Beneath this sentence is a set of records; write each of them out exactly.

* _DATA IN THIS EXERCISE_
########################################
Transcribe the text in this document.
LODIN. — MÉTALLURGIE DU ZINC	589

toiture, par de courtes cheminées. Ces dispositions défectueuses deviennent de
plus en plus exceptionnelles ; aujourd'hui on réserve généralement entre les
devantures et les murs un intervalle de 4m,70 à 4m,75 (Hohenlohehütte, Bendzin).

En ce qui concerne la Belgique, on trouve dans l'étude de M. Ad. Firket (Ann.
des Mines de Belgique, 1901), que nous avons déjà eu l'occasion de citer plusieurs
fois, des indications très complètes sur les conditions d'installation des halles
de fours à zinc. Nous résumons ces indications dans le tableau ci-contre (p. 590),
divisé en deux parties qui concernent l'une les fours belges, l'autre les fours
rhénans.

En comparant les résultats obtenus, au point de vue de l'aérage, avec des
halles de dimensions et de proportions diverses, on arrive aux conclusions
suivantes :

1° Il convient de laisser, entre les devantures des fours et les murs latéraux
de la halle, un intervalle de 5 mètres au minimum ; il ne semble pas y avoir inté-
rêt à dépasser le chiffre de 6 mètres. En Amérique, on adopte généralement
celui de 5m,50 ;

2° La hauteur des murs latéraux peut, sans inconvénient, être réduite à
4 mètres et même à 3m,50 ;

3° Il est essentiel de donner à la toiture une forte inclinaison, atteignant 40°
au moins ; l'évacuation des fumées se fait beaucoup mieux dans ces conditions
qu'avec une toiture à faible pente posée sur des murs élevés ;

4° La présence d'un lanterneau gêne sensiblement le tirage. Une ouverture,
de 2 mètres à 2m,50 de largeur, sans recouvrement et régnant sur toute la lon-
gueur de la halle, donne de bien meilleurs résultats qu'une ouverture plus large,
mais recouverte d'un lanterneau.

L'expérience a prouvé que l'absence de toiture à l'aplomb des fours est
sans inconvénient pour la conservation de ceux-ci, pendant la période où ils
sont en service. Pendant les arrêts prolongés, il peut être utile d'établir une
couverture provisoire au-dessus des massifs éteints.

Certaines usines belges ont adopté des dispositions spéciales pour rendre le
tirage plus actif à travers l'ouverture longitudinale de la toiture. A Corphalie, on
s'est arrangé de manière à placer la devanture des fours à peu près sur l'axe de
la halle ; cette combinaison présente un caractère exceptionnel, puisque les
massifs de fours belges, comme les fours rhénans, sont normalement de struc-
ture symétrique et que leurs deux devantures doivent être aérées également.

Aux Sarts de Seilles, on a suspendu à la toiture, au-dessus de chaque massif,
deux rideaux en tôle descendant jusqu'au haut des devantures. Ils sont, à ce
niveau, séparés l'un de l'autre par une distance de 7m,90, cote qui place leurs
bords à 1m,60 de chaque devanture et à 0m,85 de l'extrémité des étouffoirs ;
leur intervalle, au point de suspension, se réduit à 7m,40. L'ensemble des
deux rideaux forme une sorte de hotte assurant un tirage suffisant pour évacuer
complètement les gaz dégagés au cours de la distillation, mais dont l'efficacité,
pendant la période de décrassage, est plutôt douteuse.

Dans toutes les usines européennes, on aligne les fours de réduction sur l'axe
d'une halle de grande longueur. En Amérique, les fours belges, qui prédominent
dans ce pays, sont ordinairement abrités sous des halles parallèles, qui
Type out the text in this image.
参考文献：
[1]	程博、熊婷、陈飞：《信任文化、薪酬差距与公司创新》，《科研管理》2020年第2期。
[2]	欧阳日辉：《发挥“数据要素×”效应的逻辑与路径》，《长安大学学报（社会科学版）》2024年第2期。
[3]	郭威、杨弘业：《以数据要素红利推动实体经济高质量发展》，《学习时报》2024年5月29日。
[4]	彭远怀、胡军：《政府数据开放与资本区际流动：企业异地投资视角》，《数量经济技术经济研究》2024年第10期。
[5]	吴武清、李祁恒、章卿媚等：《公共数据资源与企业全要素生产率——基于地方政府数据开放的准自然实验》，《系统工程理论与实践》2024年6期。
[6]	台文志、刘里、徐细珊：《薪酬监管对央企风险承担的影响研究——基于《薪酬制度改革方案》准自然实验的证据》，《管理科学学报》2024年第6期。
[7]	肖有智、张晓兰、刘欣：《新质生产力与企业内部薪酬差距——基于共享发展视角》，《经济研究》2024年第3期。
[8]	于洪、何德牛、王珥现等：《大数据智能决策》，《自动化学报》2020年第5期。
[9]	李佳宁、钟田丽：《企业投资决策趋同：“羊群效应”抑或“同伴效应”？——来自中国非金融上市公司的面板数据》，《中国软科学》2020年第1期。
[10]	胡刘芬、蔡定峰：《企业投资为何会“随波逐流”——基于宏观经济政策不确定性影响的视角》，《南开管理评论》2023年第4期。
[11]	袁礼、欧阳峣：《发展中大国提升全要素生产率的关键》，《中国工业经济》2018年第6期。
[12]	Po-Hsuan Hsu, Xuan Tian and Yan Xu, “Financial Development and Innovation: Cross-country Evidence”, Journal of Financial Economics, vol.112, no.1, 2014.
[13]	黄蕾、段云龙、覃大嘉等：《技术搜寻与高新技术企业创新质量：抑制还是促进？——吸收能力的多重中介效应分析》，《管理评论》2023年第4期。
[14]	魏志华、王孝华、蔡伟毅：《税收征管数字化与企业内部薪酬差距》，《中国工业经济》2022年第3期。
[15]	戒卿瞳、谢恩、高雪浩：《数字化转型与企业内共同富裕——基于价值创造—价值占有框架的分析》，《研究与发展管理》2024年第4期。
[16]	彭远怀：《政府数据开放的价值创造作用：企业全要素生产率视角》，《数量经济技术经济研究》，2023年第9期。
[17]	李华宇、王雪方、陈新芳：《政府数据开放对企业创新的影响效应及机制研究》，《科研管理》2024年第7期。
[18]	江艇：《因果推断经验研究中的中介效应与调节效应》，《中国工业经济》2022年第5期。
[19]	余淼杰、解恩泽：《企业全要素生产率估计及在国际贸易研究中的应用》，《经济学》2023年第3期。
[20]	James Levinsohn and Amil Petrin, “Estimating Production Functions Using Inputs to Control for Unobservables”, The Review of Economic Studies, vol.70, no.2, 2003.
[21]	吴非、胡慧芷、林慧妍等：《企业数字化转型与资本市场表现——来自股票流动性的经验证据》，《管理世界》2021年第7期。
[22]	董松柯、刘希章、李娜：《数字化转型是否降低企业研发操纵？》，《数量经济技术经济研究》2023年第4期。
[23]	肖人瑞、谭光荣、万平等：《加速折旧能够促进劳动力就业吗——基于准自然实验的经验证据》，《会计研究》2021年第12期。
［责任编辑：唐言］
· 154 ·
########################################
* _FINAL RESULT_
Transcribe the text in this document.
LODIN. — MÉTALLURGIE DU ZINC	589

toiture, par de courtes cheminées. Ces dispositions défectueuses deviennent de
plus en plus exceptionnelles ; aujourd'hui on réserve généralement entre les
devantures et les murs un intervalle de 4m,70 à 4m,75 (Hohenlohehütte, Bendzin).

En ce qui concerne la Belgique, on trouve dans l'étude de M. Ad. Firket (Ann.
des Mines de Belgique, 1901), que nous avons déjà eu l'occasion de citer plusieurs
fois, des indications très complètes sur les conditions d'installation des halles
de fours à zinc. Nous résumons ces indications dans le tableau ci-contre (p. 590),
divisé en deux parties qui concernent l'une les fours belges, l'autre les fours
rhénans.

En comparant les résultats obtenus, au point de vue de l'aérage, avec des
halles de dimensions et de proportions diverses, on arrive aux conclusions
suivantes :

1° Il convient de laisser, entre les devantures des fours et les murs latéraux
de la halle, un intervalle de 5 mètres au minimum ; il ne semble pas y avoir inté-
rêt à dépasser le chiffre de 6 mètres. En Amérique, on adopte généralement
celui de 5m,50 ;

2° La hauteur des murs latéraux peut, sans inconvénient, être réduite à
4 mètres et même à 3m,50 ;

3° Il est essentiel de donner à la toiture une forte inclinaison, atteignant 40°
au moins ; l'évacuation des fumées se fait beaucoup mieux dans ces conditions
qu'avec une toiture à faible pente posée sur des murs élevés ;

4° La présence d'un lanterneau gêne sensiblement le tirage. Une ouverture,
de 2 mètres à 2m,50 de largeur, sans recouvrement et régnant sur toute la lon-
gueur de la halle, donne de bien meilleurs résultats qu'une ouverture plus large,
mais recouverte d'un lanterneau.

L'expérience a prouvé que l'absence de toiture à l'aplomb des fours est
sans inconvénient pour la conservation de ceux-ci, pendant la période où ils
sont en service. Pendant les arrêts prolongés, il peut être utile d'établir une
couverture provisoire au-dessus des massifs éteints.

Certaines usines belges ont adopté des dispositions spéciales pour rendre le
tirage plus actif à travers l'ouverture longitudinale de la toiture. A Corphalie, on
s'est arrangé de manière à placer la devanture des fours à peu près sur l'axe de
la halle ; cette combinaison présente un caractère exceptionnel, puisque les
massifs de fours belges, comme les fours rhénans, sont normalement de struc-
ture symétrique et que leurs deux devantures doivent être aérées également.

Aux Sarts de Seilles, on a suspendu à la toiture, au-dessus de chaque massif,
deux rideaux en tôle descendant jusqu'au haut des devantures. Ils sont, à ce
niveau, séparés l'un de l'autre par une distance de 7m,90, cote qui place leurs
bords à 1m,60 de chaque devanture et à 0m,85 de l'extrémité des étouffoirs ;
leur intervalle, au point de suspension, se réduit à 7m,40. L'ensemble des
deux rideaux forme une sorte de hotte assurant un tirage suffisant pour évacuer
complètement les gaz dégagés au cours de la distillation, mais dont l'efficacité,
pendant la période de décrassage, est plutôt douteuse.

Dans toutes les usines européennes, on aligne les fours de réduction sur l'axe
d'une halle de grande longueur. En Amérique, les fours belges, qui prédominent
dans ce pays, sont ordinairement abrités sous des halles parallèles, qui
Type out the text in this image.
参考文献：
[1]	程博、熊婷、陈飞：《信任文化、薪酬差距与公司创新》，《科研管理》2020年第2期。
[2]	欧阳日辉：《发挥“数据要素×”效应的逻辑与路径》，《长安大学学报（社会科学版）》2024年第2期。
[3]	郭威、杨弘业：《以数据要素红利推动实体经济高质量发展》，《学习时报》2024年5月29日。
[4]	彭远怀、胡军：《政府数据开放与资本区际流动：企业异地投资视角》，《数量经济技术经济研究》2024年第10期。
[5]	吴武清、李祁恒、章卿媚等：《公共数据资源与企业全要素生产率——基于地方政府数据开放的准自然实验》，《系统工程理论与实践》2024年6期。
[6]	台文志、刘里、徐细珊：《薪酬监管对央企风险承担的影响研究——基于《薪酬制度改革方案》准自然实验的证据》，《管理科学学报》2024年第6期。
[7]	肖有智、张晓兰、刘欣：《新质生产力与企业内部薪酬差距——基于共享发展视角》，《经济研究》2024年第3期。
[8]	于洪、何德牛、王珥现等：《大数据智能决策》，《自动化学报》2020年第5期。
[9]	李佳宁、钟田丽：《企业投资决策趋同：“羊群效应”抑或“同伴效应”？——来自中国非金融上市公司的面板数据》，《中国软科学》2020年第1期。
[10]	胡刘芬、蔡定峰：《企业投资为何会“随波逐流”——基于宏观经济政策不确定性影响的视角》，《南开管理评论》2023年第4期。
[11]	袁礼、欧阳峣：《发展中大国提升全要素生产率的关键》，《中国工业经济》2018年第6期。
[12]	Po-Hsuan Hsu, Xuan Tian and Yan Xu, “Financial Development and Innovation: Cross-country Evidence”, Journal of Financial Economics, vol.112, no.1, 2014.
[13]	黄蕾、段云龙、覃大嘉等：《技术搜寻与高新技术企业创新质量：抑制还是促进？——吸收能力的多重中介效应分析》，《管理评论》2023年第4期。
[14]	魏志华、王孝华、蔡伟毅：《税收征管数字化与企业内部薪酬差距》，《中国工业经济》2022年第3期。
[15]	戒卿瞳、谢恩、高雪浩：《数字化转型与企业内共同富裕——基于价值创造—价值占有框架的分析》，《研究与发展管理》2024年第4期。
[16]	彭远怀：《政府数据开放的价值创造作用：企业全要素生产率视角》，《数量经济技术经济研究》，2023年第9期。
[17]	李华宇、王雪方、陈新芳：《政府数据开放对企业创新的影响效应及机制研究》，《科研管理》2024年第7期。
[18]	江艇：《因果推断经验研究中的中介效应与调节效应》，《中国工业经济》2022年第5期。
[19]	余淼杰、解恩泽：《企业全要素生产率估计及在国际贸易研究中的应用》，《经济学》2023年第3期。
[20]	James Levinsohn and Amil Petrin, “Estimating Production Functions Using Inputs to Control for Unobservables”, The Review of Economic Studies, vol.70, no.2, 2003.
[21]	吴非、胡慧芷、林慧妍等：《企业数字化转型与资本市场表现——来自股票流动性的经验证据》，《管理世界》2021年第7期。
[22]	董松柯、刘希章、李娜：《数字化转型是否降低企业研发操纵？》，《数量经济技术经济研究》2023年第4期。
[23]	肖人瑞、谭光荣、万平等：《加速折旧能够促进劳动力就业吗——基于准自然实验的经验证据》，《会计研究》2021年第12期。
［责任编辑：唐言］
· 154 ·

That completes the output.